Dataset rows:
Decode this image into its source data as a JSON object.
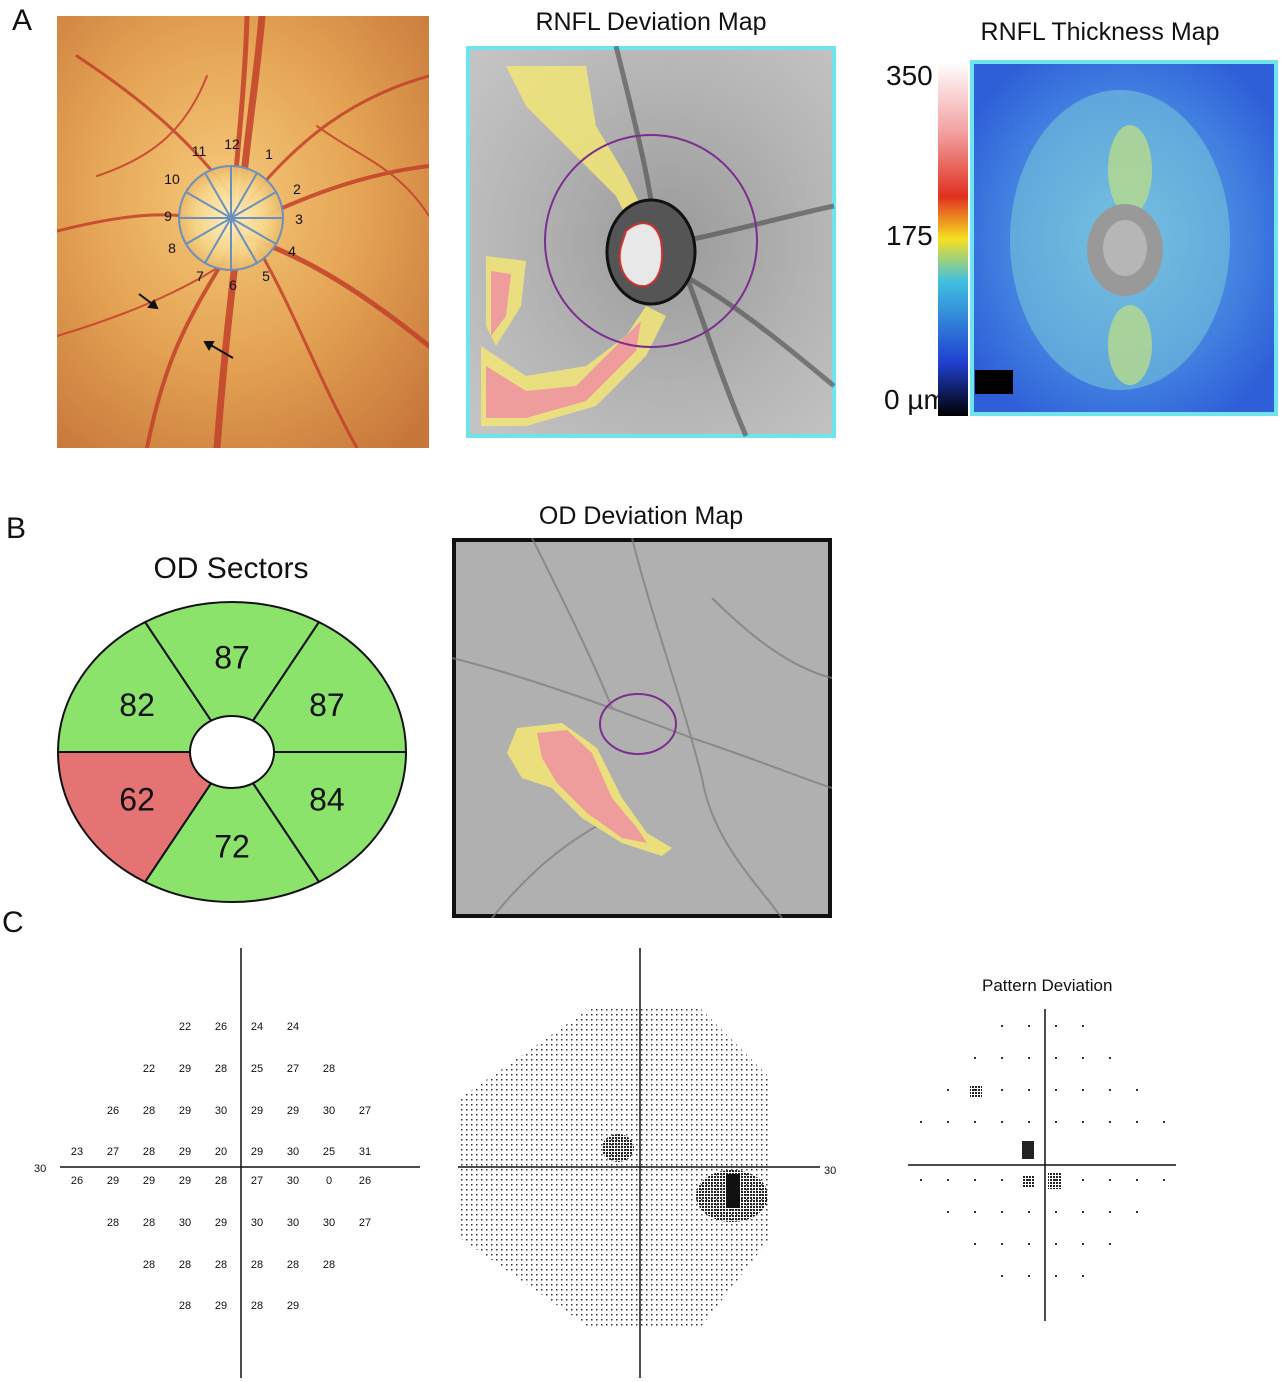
{
  "panels": {
    "a": {
      "letter": "A",
      "fundus": {
        "clock_hours": [
          "12",
          "1",
          "2",
          "3",
          "4",
          "5",
          "6",
          "7",
          "8",
          "9",
          "10",
          "11"
        ]
      },
      "deviation_map": {
        "title": "RNFL Deviation Map"
      },
      "thickness_map": {
        "title": "RNFL Thickness Map",
        "scale_labels": [
          "350",
          "175",
          "0 µm"
        ]
      }
    },
    "b": {
      "letter": "B",
      "sectors": {
        "title": "OD Sectors",
        "values": [
          {
            "label": "87",
            "status": "normal"
          },
          {
            "label": "87",
            "status": "normal"
          },
          {
            "label": "84",
            "status": "normal"
          },
          {
            "label": "72",
            "status": "normal"
          },
          {
            "label": "62",
            "status": "abnormal"
          },
          {
            "label": "82",
            "status": "normal"
          }
        ]
      },
      "od_deviation_map": {
        "title": "OD Deviation Map"
      }
    },
    "c": {
      "letter": "C",
      "threshold_rows": [
        [
          "22",
          "26",
          "24",
          "24"
        ],
        [
          "22",
          "29",
          "28",
          "25",
          "27",
          "28"
        ],
        [
          "26",
          "28",
          "29",
          "30",
          "29",
          "29",
          "30",
          "27"
        ],
        [
          "23",
          "27",
          "28",
          "29",
          "20",
          "29",
          "30",
          "25",
          "31"
        ],
        [
          "26",
          "29",
          "29",
          "29",
          "28",
          "27",
          "30",
          "0",
          "26"
        ],
        [
          "28",
          "28",
          "30",
          "29",
          "30",
          "30",
          "30",
          "27"
        ],
        [
          "28",
          "28",
          "28",
          "28",
          "28",
          "28"
        ],
        [
          "28",
          "29",
          "28",
          "29"
        ]
      ],
      "axis_label": "30",
      "greyscale_axis_label": "30",
      "pattern_deviation_title": "Pattern Deviation"
    }
  },
  "colors": {
    "normal": "#8be36b",
    "abnormal": "#e57373",
    "deviation_yellow": "#eee27a",
    "deviation_red": "#ee9c9c",
    "frame_cyan": "#6fe4ec"
  }
}
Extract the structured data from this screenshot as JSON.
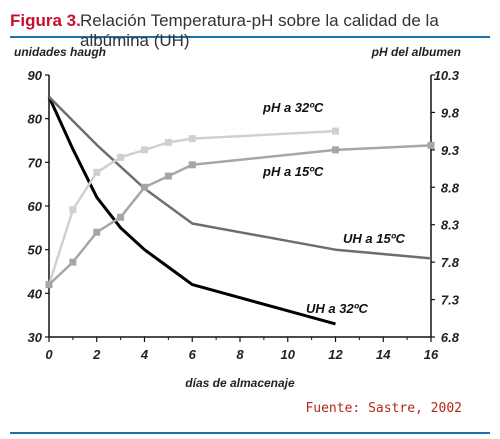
{
  "figure": {
    "label": "Figura 3.",
    "title": "Relación Temperatura-pH sobre la calidad de la albúmina (UH)"
  },
  "source": "Fuente: Sastre, 2002",
  "colors": {
    "accent_rule": "#1f6fa8",
    "label_red": "#c8102e",
    "uh32": "#000000",
    "uh15": "#6e6e6e",
    "ph32": "#d0d0d0",
    "ph15": "#a6a6a6"
  },
  "chart_data": {
    "type": "line",
    "title": "Relación Temperatura-pH sobre la calidad de la albúmina (UH)",
    "xlabel": "días de almacenaje",
    "ylabel_left": "unidades haugh",
    "ylabel_right": "pH del albumen",
    "xlim": [
      0,
      16
    ],
    "ylim_left": [
      30,
      90
    ],
    "ylim_right": [
      6.8,
      10.3
    ],
    "x_ticks": [
      "0",
      "2",
      "4",
      "6",
      "8",
      "10",
      "12",
      "14",
      "16"
    ],
    "y_left_ticks": [
      "30",
      "40",
      "50",
      "60",
      "70",
      "80",
      "90"
    ],
    "y_right_ticks": [
      "6.8",
      "7.3",
      "7.8",
      "8.3",
      "8.8",
      "9.3",
      "9.8",
      "10.3"
    ],
    "grid": false,
    "series": [
      {
        "name": "UH a 32ºC",
        "axis": "left",
        "markers": false,
        "x": [
          0,
          1,
          2,
          3,
          4,
          5,
          6,
          8,
          10,
          12
        ],
        "y": [
          85,
          73,
          62,
          55,
          50,
          46,
          42,
          39,
          36,
          33
        ]
      },
      {
        "name": "UH a 15ºC",
        "axis": "left",
        "markers": false,
        "x": [
          0,
          2,
          4,
          6,
          12,
          16
        ],
        "y": [
          85,
          74,
          64,
          56,
          50,
          48
        ]
      },
      {
        "name": "pH a 32ºC",
        "axis": "right",
        "markers": true,
        "x": [
          0,
          1,
          2,
          3,
          4,
          5,
          6,
          12
        ],
        "y": [
          7.5,
          8.5,
          9.0,
          9.2,
          9.3,
          9.4,
          9.45,
          9.55
        ]
      },
      {
        "name": "pH a 15ºC",
        "axis": "right",
        "markers": true,
        "x": [
          0,
          1,
          2,
          3,
          4,
          5,
          6,
          12,
          16
        ],
        "y": [
          7.5,
          7.8,
          8.2,
          8.4,
          8.8,
          8.95,
          9.1,
          9.3,
          9.36
        ]
      }
    ]
  }
}
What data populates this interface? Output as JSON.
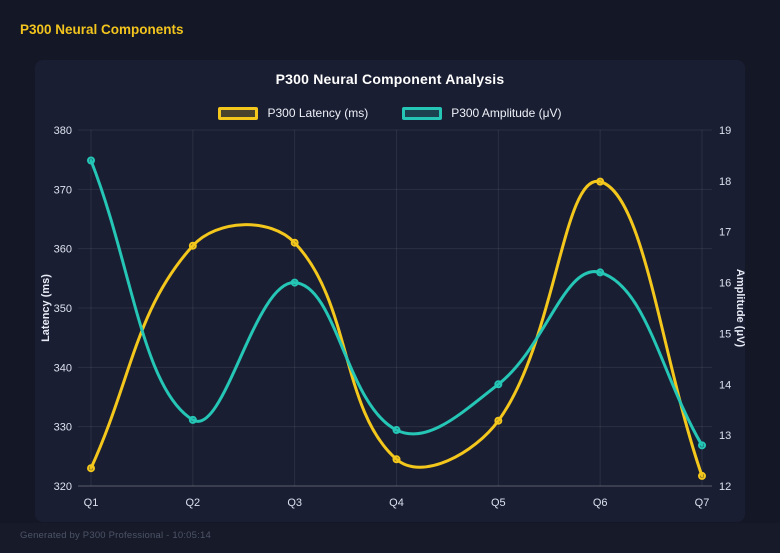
{
  "header": {
    "title": "P300 Neural Components"
  },
  "chart_data": {
    "type": "line",
    "title": "P300 Neural Component Analysis",
    "categories": [
      "Q1",
      "Q2",
      "Q3",
      "Q4",
      "Q5",
      "Q6",
      "Q7"
    ],
    "series": [
      {
        "name": "P300 Latency (ms)",
        "yaxis": "left",
        "color": "#f3c71c",
        "values": [
          323.0,
          360.5,
          361.0,
          324.5,
          331.0,
          371.3,
          321.7
        ]
      },
      {
        "name": "P300 Amplitude (μV)",
        "yaxis": "right",
        "color": "#25c6b6",
        "values": [
          18.4,
          13.3,
          16.0,
          13.1,
          14.0,
          16.2,
          12.8
        ]
      }
    ],
    "left_axis": {
      "title": "Latency (ms)",
      "min": 320,
      "max": 380,
      "ticks": [
        380,
        370,
        360,
        350,
        340,
        330,
        320
      ]
    },
    "right_axis": {
      "title": "Amplitude (μV)",
      "min": 12,
      "max": 19,
      "ticks": [
        19,
        18,
        17,
        16,
        15,
        14,
        13,
        12
      ]
    },
    "grid": true,
    "legend_position": "top",
    "curve_tension": 0.4
  },
  "footer": {
    "text": "Generated by P300 Professional - 10:05:14"
  }
}
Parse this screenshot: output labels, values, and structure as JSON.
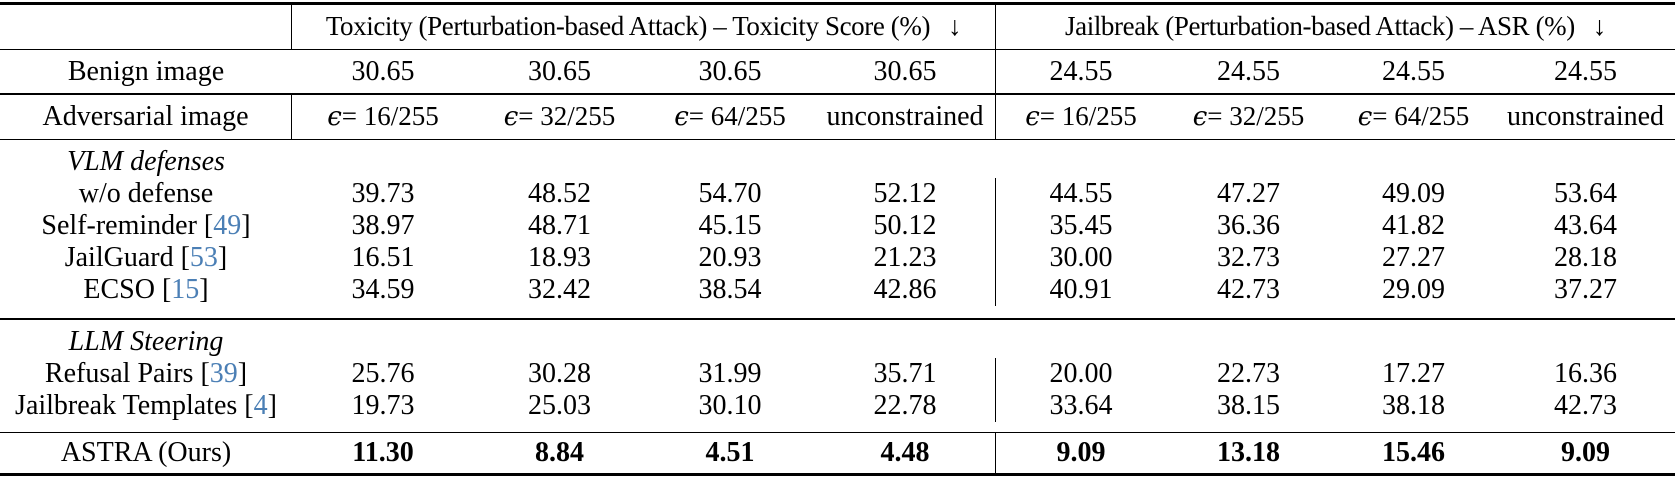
{
  "colors": {
    "citation": "#4b7fb5",
    "text": "#000000",
    "background": "#ffffff"
  },
  "table": {
    "brackets": {
      "open": "[",
      "close": "]"
    },
    "col_groups": [
      {
        "title": "Toxicity (Perturbation-based Attack) – Toxicity Score (%)",
        "arrow": "↓"
      },
      {
        "title": "Jailbreak (Perturbation-based Attack) – ASR (%)",
        "arrow": "↓"
      }
    ],
    "benign": {
      "label": "Benign image",
      "tox": [
        "30.65",
        "30.65",
        "30.65",
        "30.65"
      ],
      "jb": [
        "24.55",
        "24.55",
        "24.55",
        "24.55"
      ]
    },
    "adversarial": {
      "label": "Adversarial image",
      "tox": [
        {
          "eps": "ϵ",
          "rest": " = 16/255"
        },
        {
          "eps": "ϵ",
          "rest": " = 32/255"
        },
        {
          "eps": "ϵ",
          "rest": " = 64/255"
        },
        {
          "eps": "",
          "rest": "unconstrained"
        }
      ],
      "jb": [
        {
          "eps": "ϵ",
          "rest": " = 16/255"
        },
        {
          "eps": "ϵ",
          "rest": " = 32/255"
        },
        {
          "eps": "ϵ",
          "rest": " = 64/255"
        },
        {
          "eps": "",
          "rest": "unconstrained"
        }
      ]
    },
    "sections": [
      {
        "header": "VLM defenses",
        "rows": [
          {
            "label": "w/o defense",
            "cite": "",
            "tox": [
              "39.73",
              "48.52",
              "54.70",
              "52.12"
            ],
            "jb": [
              "44.55",
              "47.27",
              "49.09",
              "53.64"
            ]
          },
          {
            "label": "Self-reminder",
            "cite": "49",
            "tox": [
              "38.97",
              "48.71",
              "45.15",
              "50.12"
            ],
            "jb": [
              "35.45",
              "36.36",
              "41.82",
              "43.64"
            ]
          },
          {
            "label": "JailGuard",
            "cite": "53",
            "tox": [
              "16.51",
              "18.93",
              "20.93",
              "21.23"
            ],
            "jb": [
              "30.00",
              "32.73",
              "27.27",
              "28.18"
            ]
          },
          {
            "label": "ECSO",
            "cite": "15",
            "tox": [
              "34.59",
              "32.42",
              "38.54",
              "42.86"
            ],
            "jb": [
              "40.91",
              "42.73",
              "29.09",
              "37.27"
            ]
          }
        ]
      },
      {
        "header": "LLM Steering",
        "rows": [
          {
            "label": "Refusal Pairs",
            "cite": "39",
            "tox": [
              "25.76",
              "30.28",
              "31.99",
              "35.71"
            ],
            "jb": [
              "20.00",
              "22.73",
              "17.27",
              "16.36"
            ]
          },
          {
            "label": "Jailbreak Templates",
            "cite": "4",
            "tox": [
              "19.73",
              "25.03",
              "30.10",
              "22.78"
            ],
            "jb": [
              "33.64",
              "38.15",
              "38.18",
              "42.73"
            ]
          }
        ]
      }
    ],
    "final": {
      "label": "ASTRA (Ours)",
      "tox": [
        "11.30",
        "8.84",
        "4.51",
        "4.48"
      ],
      "jb": [
        "9.09",
        "13.18",
        "15.46",
        "9.09"
      ]
    }
  }
}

## STATED PROBLEM
Search the lines above for the string "Temperatura" and copy each line that has it.

## ANSWER TO THIS EXERCISE
    "title": "Relación Temperatura-pH sobre la calidad de la albúmina (UH)"
    "title": "Relación Temperatura-pH sobre la calidad de la albúmina (UH)",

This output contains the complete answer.